#### [The task]
Search the material below for the word "label". Copy every line that has it.

#### [Given information]
● ● ●

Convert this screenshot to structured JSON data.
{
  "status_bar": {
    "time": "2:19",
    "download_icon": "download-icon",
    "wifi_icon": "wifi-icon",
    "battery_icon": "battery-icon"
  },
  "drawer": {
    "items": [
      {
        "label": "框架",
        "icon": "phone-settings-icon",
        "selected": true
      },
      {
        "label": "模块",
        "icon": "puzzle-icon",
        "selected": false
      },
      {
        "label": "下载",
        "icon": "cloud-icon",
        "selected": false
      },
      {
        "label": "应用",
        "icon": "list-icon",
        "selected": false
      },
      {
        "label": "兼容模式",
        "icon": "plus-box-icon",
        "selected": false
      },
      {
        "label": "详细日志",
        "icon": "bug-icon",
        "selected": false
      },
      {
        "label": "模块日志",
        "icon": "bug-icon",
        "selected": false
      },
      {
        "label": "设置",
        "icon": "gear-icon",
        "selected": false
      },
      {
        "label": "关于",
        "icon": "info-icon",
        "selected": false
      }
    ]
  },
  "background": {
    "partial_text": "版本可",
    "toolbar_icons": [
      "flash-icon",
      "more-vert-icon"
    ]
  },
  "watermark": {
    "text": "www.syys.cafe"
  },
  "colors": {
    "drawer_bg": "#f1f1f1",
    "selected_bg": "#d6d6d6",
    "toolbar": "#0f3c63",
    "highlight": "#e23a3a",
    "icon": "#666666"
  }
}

● ● ●

#### [Solution below]
        "label": "框架",
        "label": "模块",
        "label": "下载",
        "label": "应用",
        "label": "兼容模式",
        "label": "详细日志",
        "label": "模块日志",
        "label": "设置",
        "label": "关于",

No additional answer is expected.